**Task brief:** Say how many lines include the word "JSON". Reply with nothing but the number.

**Supplied entries:**
********

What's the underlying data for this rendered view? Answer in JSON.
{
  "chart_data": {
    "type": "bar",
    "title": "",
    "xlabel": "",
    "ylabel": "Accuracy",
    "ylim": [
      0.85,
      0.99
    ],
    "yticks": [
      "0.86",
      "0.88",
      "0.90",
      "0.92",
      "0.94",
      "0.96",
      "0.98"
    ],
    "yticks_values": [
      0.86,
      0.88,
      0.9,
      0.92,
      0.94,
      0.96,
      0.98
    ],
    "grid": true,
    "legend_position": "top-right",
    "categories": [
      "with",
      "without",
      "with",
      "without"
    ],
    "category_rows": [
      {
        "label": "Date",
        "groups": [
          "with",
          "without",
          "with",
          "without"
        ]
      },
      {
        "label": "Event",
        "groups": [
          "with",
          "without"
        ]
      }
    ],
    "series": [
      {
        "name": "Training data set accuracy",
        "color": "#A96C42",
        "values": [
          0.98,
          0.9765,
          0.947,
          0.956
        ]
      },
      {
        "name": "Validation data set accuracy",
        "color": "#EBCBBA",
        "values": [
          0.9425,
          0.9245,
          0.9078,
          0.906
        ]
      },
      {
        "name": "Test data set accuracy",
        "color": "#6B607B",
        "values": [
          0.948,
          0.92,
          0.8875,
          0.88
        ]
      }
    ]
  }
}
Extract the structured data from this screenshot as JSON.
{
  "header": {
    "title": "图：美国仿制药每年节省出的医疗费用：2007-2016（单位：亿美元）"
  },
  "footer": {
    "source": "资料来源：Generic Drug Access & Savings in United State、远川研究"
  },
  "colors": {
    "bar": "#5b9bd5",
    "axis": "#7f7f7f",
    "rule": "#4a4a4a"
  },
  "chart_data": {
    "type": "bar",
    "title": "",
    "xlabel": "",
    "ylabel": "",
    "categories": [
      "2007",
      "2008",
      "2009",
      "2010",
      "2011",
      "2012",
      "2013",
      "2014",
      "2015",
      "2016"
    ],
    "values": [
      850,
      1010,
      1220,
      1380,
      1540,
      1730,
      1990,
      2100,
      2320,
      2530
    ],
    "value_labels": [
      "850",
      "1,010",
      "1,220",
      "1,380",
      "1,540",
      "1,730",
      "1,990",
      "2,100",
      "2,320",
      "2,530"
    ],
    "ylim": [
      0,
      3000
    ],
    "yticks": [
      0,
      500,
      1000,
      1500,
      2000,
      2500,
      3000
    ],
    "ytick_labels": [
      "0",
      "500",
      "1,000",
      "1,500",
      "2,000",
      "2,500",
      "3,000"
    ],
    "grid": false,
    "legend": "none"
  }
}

********

**Answer for this exercise:** 2